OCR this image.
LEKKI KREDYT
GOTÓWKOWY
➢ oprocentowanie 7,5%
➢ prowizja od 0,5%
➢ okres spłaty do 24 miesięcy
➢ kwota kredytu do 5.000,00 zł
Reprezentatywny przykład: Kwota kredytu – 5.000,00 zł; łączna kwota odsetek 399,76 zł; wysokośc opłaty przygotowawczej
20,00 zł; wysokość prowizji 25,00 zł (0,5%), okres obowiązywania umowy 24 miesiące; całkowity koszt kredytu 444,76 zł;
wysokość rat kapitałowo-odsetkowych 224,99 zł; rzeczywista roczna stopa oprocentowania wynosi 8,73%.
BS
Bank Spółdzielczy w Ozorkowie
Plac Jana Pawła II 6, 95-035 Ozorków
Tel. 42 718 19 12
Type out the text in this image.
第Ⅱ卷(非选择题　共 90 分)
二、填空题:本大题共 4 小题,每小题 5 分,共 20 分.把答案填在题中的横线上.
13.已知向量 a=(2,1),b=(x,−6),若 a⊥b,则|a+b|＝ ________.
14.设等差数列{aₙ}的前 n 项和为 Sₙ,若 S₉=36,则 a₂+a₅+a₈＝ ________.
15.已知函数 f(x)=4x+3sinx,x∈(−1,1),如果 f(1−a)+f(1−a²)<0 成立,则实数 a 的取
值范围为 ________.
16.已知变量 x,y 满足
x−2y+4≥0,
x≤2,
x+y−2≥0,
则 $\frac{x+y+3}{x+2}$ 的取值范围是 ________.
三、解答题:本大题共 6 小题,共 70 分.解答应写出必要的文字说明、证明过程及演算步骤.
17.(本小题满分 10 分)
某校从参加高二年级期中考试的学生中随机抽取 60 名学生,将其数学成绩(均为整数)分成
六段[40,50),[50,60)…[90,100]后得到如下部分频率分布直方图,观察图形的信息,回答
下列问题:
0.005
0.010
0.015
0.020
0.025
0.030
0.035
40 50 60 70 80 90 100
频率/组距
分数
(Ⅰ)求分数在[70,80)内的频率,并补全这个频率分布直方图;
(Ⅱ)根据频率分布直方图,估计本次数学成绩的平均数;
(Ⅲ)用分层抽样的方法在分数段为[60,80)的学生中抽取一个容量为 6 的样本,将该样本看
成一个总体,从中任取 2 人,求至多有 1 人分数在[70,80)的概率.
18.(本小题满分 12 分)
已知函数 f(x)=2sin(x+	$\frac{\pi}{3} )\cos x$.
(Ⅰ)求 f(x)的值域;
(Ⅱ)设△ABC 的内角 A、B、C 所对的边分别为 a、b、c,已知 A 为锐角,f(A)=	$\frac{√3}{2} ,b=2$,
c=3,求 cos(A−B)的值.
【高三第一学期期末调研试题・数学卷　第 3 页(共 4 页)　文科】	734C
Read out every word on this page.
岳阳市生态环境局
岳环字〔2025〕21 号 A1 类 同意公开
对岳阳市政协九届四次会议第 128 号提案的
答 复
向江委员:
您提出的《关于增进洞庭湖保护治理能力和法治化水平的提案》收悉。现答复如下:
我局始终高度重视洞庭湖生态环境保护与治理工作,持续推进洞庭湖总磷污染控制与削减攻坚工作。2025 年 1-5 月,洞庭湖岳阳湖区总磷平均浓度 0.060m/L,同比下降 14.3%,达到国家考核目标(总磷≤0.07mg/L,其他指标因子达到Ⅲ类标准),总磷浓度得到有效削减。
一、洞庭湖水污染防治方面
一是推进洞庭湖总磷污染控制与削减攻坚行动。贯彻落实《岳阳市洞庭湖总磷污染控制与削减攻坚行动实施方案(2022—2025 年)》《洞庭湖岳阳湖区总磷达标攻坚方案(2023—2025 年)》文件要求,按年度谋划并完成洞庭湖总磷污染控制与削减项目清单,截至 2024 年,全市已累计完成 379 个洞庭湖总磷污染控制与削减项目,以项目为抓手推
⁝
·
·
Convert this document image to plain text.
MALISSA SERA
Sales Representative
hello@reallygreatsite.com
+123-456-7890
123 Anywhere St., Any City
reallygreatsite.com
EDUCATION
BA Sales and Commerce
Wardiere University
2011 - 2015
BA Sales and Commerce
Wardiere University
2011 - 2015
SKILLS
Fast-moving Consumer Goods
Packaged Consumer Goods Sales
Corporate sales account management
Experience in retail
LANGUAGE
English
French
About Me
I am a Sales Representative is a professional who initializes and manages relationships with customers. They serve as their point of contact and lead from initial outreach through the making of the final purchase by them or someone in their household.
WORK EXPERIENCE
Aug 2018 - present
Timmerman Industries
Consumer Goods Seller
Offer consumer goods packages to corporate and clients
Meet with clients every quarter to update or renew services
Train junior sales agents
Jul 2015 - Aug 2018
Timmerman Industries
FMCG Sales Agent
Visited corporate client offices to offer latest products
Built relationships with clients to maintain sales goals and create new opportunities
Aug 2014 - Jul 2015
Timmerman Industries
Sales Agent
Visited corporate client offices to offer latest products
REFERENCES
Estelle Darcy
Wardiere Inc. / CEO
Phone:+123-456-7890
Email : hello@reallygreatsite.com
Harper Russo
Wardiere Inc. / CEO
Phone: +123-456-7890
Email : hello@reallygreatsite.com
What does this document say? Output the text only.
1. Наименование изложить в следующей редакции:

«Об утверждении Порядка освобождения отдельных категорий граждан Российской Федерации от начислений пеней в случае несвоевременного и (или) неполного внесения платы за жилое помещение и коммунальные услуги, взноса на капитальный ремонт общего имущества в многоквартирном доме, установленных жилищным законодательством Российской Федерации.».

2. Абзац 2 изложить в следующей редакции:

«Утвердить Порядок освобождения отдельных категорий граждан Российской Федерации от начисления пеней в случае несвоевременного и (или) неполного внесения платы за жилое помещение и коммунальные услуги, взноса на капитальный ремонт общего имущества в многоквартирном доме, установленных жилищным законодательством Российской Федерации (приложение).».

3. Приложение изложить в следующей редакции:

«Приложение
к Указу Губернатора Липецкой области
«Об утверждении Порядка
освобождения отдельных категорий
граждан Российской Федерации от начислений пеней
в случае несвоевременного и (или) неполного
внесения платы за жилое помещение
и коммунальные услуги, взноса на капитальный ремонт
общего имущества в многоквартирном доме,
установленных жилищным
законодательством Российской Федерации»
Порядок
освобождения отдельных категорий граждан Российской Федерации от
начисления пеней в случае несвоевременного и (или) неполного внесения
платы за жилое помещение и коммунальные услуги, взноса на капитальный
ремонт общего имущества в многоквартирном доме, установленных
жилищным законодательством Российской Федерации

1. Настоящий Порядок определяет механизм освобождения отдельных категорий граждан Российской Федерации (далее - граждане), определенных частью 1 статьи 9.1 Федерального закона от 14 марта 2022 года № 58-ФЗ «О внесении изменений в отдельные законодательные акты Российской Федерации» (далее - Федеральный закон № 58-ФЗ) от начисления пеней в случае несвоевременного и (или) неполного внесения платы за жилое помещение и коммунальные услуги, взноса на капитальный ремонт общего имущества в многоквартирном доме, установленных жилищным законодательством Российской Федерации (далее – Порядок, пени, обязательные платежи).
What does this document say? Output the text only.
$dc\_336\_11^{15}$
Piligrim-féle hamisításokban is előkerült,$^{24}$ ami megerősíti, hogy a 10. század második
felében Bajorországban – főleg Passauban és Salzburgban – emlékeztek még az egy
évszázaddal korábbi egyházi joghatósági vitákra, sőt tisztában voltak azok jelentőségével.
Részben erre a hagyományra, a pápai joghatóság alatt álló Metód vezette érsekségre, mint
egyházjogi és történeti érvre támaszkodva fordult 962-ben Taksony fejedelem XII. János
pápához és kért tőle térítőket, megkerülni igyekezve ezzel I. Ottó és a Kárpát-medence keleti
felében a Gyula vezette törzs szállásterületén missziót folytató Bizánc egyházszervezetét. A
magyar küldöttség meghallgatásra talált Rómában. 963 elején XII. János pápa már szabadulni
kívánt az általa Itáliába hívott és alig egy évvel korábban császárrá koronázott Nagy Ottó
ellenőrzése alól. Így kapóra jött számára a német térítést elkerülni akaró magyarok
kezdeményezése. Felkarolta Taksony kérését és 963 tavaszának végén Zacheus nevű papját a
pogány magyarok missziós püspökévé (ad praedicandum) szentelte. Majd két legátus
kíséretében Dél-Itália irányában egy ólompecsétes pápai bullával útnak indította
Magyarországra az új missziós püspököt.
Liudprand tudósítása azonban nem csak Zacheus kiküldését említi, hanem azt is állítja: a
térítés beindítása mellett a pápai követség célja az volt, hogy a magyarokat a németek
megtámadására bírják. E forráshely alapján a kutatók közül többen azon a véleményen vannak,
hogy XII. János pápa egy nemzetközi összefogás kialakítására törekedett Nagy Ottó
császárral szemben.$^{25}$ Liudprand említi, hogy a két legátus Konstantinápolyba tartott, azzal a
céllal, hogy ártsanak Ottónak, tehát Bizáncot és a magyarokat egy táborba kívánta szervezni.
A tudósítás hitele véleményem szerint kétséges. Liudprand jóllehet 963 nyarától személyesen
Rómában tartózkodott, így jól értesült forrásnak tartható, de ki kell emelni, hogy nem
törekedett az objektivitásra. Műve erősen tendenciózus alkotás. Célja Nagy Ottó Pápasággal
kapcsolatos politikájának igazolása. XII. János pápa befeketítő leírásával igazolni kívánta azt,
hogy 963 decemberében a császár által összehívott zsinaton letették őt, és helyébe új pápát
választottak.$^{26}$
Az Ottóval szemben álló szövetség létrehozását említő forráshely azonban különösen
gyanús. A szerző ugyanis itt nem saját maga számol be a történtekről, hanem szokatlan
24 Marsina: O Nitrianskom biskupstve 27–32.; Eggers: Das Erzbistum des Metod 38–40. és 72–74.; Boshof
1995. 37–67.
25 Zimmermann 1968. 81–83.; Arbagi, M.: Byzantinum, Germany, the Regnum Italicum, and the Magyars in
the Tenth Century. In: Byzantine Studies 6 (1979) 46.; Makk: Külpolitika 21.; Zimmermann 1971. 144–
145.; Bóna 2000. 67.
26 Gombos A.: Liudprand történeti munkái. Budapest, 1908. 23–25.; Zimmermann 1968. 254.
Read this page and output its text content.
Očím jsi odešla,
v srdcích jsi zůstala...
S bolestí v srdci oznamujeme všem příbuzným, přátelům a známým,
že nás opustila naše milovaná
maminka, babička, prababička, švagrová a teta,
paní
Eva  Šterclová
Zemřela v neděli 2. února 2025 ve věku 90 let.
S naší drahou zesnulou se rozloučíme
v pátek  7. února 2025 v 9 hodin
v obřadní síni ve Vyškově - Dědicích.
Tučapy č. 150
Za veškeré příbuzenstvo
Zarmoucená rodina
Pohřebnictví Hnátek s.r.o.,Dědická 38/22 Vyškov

********************

■ What to produce ■
Answer with one number: how many lines in the listing hold "frac".

■ Result of this exercise ■
3